▶ **DATASET ROWS**
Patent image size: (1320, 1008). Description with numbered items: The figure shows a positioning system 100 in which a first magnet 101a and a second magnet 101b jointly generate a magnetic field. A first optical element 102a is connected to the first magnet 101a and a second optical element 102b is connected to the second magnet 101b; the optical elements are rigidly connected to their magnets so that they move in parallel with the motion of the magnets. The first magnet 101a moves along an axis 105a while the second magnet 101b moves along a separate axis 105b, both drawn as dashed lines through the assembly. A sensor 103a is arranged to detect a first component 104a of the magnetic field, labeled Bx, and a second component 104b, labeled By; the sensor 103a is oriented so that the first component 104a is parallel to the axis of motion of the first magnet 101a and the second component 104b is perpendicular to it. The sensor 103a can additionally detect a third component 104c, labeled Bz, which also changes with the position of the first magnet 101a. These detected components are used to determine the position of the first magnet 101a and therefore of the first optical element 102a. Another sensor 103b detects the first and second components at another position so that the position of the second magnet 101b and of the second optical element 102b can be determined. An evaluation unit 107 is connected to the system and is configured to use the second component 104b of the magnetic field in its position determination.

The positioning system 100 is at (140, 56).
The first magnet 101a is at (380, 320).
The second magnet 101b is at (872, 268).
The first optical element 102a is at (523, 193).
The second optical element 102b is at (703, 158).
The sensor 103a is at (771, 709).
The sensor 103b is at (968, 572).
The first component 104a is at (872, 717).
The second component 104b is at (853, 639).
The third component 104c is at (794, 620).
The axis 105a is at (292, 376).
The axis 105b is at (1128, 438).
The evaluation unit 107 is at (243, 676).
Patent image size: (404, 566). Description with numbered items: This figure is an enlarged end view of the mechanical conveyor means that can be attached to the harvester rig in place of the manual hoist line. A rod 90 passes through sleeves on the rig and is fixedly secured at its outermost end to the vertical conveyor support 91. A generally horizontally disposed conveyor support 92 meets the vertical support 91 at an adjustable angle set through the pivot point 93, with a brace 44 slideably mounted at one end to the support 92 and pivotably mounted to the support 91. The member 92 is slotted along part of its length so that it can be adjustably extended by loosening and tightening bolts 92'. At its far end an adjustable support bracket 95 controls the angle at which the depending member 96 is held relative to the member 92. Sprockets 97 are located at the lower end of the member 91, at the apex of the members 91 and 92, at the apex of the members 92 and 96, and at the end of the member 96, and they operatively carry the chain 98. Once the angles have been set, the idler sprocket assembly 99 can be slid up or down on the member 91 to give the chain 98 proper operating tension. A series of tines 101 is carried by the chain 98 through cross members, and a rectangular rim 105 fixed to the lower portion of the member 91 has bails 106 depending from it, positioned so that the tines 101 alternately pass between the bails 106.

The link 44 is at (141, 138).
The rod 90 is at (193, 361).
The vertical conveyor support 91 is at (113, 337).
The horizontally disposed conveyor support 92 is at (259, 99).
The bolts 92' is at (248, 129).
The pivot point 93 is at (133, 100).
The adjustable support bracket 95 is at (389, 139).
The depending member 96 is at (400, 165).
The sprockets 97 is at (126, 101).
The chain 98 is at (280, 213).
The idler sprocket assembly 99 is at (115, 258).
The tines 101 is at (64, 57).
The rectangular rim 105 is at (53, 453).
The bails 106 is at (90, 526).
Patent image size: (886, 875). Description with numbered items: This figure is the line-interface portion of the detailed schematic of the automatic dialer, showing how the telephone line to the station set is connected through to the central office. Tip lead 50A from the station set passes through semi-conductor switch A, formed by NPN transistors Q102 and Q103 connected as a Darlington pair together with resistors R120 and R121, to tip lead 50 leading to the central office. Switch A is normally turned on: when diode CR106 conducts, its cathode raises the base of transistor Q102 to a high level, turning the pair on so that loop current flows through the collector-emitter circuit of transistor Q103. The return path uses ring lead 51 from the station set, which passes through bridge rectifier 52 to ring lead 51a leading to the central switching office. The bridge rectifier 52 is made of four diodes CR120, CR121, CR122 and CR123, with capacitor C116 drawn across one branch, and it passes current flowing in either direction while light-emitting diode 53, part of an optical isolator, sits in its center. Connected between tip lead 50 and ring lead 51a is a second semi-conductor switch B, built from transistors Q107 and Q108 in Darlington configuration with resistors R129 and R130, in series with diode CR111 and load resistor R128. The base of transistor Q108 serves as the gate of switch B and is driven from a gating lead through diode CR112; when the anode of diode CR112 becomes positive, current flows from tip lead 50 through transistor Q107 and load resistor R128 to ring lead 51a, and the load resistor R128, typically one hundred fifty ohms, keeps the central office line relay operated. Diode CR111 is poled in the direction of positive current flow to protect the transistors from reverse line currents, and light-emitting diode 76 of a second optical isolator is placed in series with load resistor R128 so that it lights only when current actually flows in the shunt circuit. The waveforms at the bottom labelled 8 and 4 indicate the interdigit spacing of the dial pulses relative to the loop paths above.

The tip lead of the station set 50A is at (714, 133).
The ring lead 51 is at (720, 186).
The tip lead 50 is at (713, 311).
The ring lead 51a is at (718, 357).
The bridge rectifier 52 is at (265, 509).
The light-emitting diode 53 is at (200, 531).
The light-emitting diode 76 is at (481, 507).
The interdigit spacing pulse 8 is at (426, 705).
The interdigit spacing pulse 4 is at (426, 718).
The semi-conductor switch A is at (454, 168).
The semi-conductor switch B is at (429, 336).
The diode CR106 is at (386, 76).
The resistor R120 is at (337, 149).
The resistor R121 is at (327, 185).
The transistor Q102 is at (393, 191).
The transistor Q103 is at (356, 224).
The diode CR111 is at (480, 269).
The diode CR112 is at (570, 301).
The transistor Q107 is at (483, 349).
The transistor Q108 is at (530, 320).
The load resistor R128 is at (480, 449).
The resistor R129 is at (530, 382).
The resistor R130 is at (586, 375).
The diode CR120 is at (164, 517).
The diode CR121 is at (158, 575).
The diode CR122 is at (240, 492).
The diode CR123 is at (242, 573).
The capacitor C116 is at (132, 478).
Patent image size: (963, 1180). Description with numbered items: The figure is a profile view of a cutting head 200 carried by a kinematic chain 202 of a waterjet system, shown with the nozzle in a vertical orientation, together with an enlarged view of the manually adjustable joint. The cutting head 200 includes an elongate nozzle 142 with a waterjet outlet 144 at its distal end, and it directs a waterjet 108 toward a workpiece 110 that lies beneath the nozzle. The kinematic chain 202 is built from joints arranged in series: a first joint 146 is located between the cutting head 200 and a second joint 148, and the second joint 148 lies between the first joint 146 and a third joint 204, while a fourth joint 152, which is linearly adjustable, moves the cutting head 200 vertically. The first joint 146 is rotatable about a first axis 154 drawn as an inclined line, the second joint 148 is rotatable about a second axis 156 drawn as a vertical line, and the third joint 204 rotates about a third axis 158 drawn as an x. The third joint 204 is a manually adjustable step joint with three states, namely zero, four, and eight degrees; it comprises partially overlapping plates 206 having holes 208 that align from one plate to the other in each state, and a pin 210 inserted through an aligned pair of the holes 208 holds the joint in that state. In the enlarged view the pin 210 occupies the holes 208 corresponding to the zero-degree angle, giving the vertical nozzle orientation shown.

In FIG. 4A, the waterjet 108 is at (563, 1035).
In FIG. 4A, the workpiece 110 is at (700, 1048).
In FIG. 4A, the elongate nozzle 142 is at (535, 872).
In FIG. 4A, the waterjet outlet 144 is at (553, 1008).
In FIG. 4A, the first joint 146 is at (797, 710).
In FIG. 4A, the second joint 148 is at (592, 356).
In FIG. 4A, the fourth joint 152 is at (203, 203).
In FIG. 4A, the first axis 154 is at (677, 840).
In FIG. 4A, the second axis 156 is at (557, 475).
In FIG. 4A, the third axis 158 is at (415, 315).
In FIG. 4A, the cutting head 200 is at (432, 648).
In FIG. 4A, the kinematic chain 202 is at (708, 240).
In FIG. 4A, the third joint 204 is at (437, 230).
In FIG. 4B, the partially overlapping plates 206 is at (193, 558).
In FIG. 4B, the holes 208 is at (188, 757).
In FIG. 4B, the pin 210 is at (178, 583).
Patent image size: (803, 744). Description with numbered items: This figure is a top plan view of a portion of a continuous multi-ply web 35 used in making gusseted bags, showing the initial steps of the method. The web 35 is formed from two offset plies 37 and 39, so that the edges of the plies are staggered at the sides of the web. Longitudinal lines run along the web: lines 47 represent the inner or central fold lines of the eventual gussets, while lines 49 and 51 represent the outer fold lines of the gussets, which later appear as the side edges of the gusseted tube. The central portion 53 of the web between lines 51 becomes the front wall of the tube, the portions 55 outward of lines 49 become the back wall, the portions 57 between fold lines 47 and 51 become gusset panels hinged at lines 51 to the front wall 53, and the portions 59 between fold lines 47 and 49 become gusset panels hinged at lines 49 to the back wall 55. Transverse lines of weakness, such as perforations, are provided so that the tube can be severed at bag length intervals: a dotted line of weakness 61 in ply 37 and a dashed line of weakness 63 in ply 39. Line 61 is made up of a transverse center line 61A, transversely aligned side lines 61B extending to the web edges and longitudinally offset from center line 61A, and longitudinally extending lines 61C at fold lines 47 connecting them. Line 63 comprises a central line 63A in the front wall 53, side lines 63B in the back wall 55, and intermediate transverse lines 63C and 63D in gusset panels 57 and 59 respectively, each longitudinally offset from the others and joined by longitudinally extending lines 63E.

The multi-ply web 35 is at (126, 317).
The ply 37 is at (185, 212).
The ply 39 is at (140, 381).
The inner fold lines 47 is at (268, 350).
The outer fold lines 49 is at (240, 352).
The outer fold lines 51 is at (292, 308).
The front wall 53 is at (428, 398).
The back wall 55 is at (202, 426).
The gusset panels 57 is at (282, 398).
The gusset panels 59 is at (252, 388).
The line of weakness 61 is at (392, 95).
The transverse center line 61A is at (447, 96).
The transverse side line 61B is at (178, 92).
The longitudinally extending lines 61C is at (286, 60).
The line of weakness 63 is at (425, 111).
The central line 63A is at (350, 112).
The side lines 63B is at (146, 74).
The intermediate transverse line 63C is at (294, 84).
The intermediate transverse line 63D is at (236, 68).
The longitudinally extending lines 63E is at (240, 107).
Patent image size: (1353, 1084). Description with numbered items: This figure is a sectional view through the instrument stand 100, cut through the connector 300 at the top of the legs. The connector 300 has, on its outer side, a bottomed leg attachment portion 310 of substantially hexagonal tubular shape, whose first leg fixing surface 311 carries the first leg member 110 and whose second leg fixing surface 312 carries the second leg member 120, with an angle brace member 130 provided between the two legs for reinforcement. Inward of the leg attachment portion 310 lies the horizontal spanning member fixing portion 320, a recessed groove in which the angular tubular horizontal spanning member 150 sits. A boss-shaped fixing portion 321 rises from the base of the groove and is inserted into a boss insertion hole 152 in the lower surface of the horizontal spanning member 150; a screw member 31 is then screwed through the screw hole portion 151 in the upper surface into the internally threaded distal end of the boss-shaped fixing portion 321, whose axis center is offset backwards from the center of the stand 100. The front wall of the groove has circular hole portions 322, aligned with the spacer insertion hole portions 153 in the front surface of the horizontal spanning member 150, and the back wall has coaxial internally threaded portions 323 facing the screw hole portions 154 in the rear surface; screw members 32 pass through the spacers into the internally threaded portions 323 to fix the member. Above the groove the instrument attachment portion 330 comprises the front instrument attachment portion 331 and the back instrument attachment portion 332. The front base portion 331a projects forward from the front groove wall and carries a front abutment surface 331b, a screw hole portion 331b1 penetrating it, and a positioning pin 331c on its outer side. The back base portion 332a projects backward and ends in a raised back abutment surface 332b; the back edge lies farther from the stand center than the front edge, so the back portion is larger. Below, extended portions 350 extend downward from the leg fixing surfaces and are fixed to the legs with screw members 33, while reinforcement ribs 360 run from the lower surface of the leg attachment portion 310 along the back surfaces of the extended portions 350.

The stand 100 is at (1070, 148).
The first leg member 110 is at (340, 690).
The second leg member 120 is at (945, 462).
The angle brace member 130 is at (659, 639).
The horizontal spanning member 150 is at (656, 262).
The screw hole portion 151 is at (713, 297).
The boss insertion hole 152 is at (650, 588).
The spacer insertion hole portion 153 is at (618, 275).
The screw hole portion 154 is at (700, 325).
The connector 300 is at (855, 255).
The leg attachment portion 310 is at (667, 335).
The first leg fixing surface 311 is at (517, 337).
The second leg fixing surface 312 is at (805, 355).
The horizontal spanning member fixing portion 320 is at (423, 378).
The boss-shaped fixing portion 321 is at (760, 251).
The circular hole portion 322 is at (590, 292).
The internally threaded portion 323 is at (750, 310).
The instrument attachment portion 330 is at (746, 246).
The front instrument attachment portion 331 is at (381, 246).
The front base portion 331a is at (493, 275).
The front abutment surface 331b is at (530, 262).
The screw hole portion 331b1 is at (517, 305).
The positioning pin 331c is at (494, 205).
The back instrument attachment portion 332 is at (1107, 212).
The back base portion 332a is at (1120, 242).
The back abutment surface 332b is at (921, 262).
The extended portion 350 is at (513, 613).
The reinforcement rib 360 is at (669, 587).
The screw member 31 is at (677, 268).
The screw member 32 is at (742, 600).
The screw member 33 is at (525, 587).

▶ **BRIEF**
Copy the rows verbatim, starting at the line that contains "Patent image size: (963, 1180)." and ending at the line that contains "In FIG. 4A, the kinematic".

▶ **CORRECT OUTPUT**
Patent image size: (963, 1180). Description with numbered items: The figure is a profile view of a cutting head 200 carried by a kinematic chain 202 of a waterjet system, shown with the nozzle in a vertical orientation, together with an enlarged view of the manually adjustable joint. The cutting head 200 includes an elongate nozzle 142 with a waterjet outlet 144 at its distal end, and it directs a waterjet 108 toward a workpiece 110 that lies beneath the nozzle. The kinematic chain 202 is built from joints arranged in series: a first joint 146 is located between the cutting head 200 and a second joint 148, and the second joint 148 lies between the first joint 146 and a third joint 204, while a fourth joint 152, which is linearly adjustable, moves the cutting head 200 vertically. The first joint 146 is rotatable about a first axis 154 drawn as an inclined line, the second joint 148 is rotatable about a second axis 156 drawn as a vertical line, and the third joint 204 rotates about a third axis 158 drawn as an x. The third joint 204 is a manually adjustable step joint with three states, namely zero, four, and eight degrees; it comprises partially overlapping plates 206 having holes 208 that align from one plate to the other in each state, and a pin 210 inserted through an aligned pair of the holes 208 holds the joint in that state. In the enlarged view the pin 210 occupies the holes 208 corresponding to the zero-degree angle, giving the vertical nozzle orientation shown.

In FIG. 4A, the waterjet 108 is at (563, 1035).
In FIG. 4A, the workpiece 110 is at (700, 1048).
In FIG. 4A, the elongate nozzle 142 is at (535, 872).
In FIG. 4A, the waterjet outlet 144 is at (553, 1008).
In FIG. 4A, the first joint 146 is at (797, 710).
In FIG. 4A, the second joint 148 is at (592, 356).
In FIG. 4A, the fourth joint 152 is at (203, 203).
In FIG. 4A, the first axis 154 is at (677, 840).
In FIG. 4A, the second axis 156 is at (557, 475).
In FIG. 4A, the third axis 158 is at (415, 315).
In FIG. 4A, the cutting head 200 is at (432, 648).
In FIG. 4A, the kinematic chain 202 is at (708, 240).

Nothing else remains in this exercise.